**Task requirements:** Give back the records below exactly, every one, with no pictures.

**Exercise inputs:**
begin
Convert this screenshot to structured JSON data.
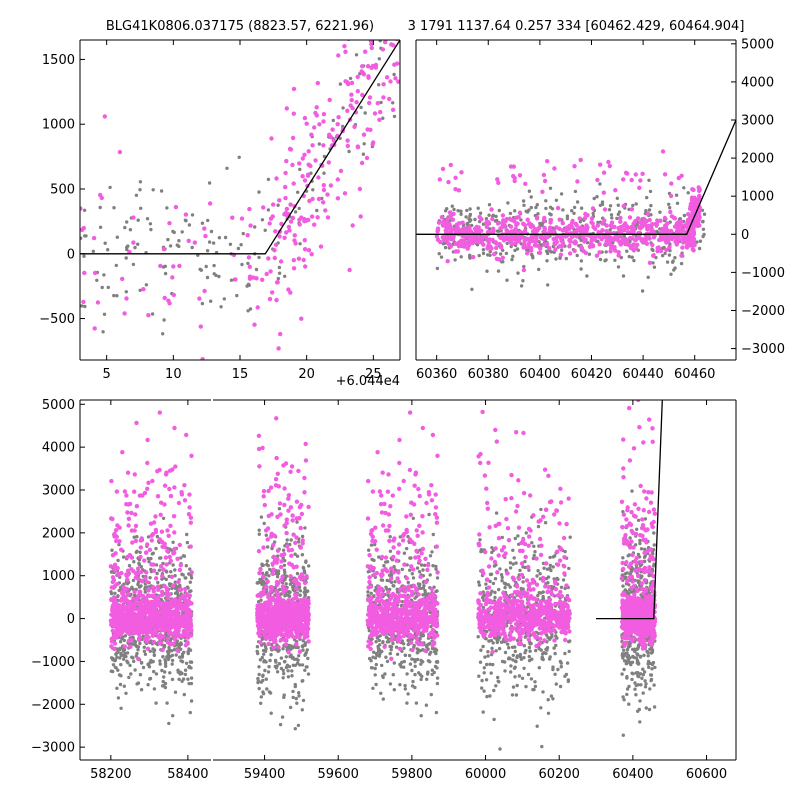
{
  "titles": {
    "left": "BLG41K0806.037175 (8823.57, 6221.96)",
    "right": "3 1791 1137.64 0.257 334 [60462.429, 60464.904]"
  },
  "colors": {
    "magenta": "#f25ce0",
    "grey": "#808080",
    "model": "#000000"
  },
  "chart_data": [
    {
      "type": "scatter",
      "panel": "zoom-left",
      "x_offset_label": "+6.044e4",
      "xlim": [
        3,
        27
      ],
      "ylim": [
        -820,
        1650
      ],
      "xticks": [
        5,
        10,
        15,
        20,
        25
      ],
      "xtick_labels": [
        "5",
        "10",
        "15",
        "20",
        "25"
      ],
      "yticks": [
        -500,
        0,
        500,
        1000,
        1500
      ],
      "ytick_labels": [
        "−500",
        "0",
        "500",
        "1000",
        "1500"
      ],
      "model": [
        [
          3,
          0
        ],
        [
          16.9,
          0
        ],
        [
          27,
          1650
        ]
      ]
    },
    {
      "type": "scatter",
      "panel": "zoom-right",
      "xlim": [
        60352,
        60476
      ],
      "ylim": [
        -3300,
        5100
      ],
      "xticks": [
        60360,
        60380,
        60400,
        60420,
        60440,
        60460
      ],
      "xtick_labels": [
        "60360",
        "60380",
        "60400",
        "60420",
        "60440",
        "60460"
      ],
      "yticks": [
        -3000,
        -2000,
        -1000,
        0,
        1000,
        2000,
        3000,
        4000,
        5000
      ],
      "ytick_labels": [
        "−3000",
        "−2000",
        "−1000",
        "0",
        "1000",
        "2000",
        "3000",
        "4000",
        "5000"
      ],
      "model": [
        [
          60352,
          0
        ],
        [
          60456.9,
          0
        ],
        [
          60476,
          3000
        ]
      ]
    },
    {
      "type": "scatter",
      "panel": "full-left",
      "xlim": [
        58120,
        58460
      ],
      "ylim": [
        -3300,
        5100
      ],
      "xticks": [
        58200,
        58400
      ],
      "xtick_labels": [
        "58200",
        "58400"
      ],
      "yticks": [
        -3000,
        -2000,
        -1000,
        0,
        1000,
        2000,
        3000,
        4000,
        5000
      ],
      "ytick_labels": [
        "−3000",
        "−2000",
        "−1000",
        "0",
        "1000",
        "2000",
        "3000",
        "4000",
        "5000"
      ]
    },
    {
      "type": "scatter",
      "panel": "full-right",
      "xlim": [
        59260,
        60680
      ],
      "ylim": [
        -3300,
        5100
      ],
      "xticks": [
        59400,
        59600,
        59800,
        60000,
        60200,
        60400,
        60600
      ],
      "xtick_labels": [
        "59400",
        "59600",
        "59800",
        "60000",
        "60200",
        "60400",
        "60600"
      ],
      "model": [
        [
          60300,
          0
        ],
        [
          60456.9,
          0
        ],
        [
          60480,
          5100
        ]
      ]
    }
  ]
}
end
**Result of the task:**
Convert this screenshot to structured JSON data.
{
  "titles": {
    "left": "BLG41K0806.037175 (8823.57, 6221.96)",
    "right": "3 1791 1137.64 0.257 334 [60462.429, 60464.904]"
  },
  "colors": {
    "magenta": "#f25ce0",
    "grey": "#808080",
    "model": "#000000"
  },
  "chart_data": [
    {
      "type": "scatter",
      "panel": "zoom-left",
      "x_offset_label": "+6.044e4",
      "xlim": [
        3,
        27
      ],
      "ylim": [
        -820,
        1650
      ],
      "xticks": [
        5,
        10,
        15,
        20,
        25
      ],
      "xtick_labels": [
        "5",
        "10",
        "15",
        "20",
        "25"
      ],
      "yticks": [
        -500,
        0,
        500,
        1000,
        1500
      ],
      "ytick_labels": [
        "−500",
        "0",
        "500",
        "1000",
        "1500"
      ],
      "model": [
        [
          3,
          0
        ],
        [
          16.9,
          0
        ],
        [
          27,
          1650
        ]
      ]
    },
    {
      "type": "scatter",
      "panel": "zoom-right",
      "xlim": [
        60352,
        60476
      ],
      "ylim": [
        -3300,
        5100
      ],
      "xticks": [
        60360,
        60380,
        60400,
        60420,
        60440,
        60460
      ],
      "xtick_labels": [
        "60360",
        "60380",
        "60400",
        "60420",
        "60440",
        "60460"
      ],
      "yticks": [
        -3000,
        -2000,
        -1000,
        0,
        1000,
        2000,
        3000,
        4000,
        5000
      ],
      "ytick_labels": [
        "−3000",
        "−2000",
        "−1000",
        "0",
        "1000",
        "2000",
        "3000",
        "4000",
        "5000"
      ],
      "model": [
        [
          60352,
          0
        ],
        [
          60456.9,
          0
        ],
        [
          60476,
          3000
        ]
      ]
    },
    {
      "type": "scatter",
      "panel": "full-left",
      "xlim": [
        58120,
        58460
      ],
      "ylim": [
        -3300,
        5100
      ],
      "xticks": [
        58200,
        58400
      ],
      "xtick_labels": [
        "58200",
        "58400"
      ],
      "yticks": [
        -3000,
        -2000,
        -1000,
        0,
        1000,
        2000,
        3000,
        4000,
        5000
      ],
      "ytick_labels": [
        "−3000",
        "−2000",
        "−1000",
        "0",
        "1000",
        "2000",
        "3000",
        "4000",
        "5000"
      ]
    },
    {
      "type": "scatter",
      "panel": "full-right",
      "xlim": [
        59260,
        60680
      ],
      "ylim": [
        -3300,
        5100
      ],
      "xticks": [
        59400,
        59600,
        59800,
        60000,
        60200,
        60400,
        60600
      ],
      "xtick_labels": [
        "59400",
        "59600",
        "59800",
        "60000",
        "60200",
        "60400",
        "60600"
      ],
      "model": [
        [
          60300,
          0
        ],
        [
          60456.9,
          0
        ],
        [
          60480,
          5100
        ]
      ]
    }
  ]
}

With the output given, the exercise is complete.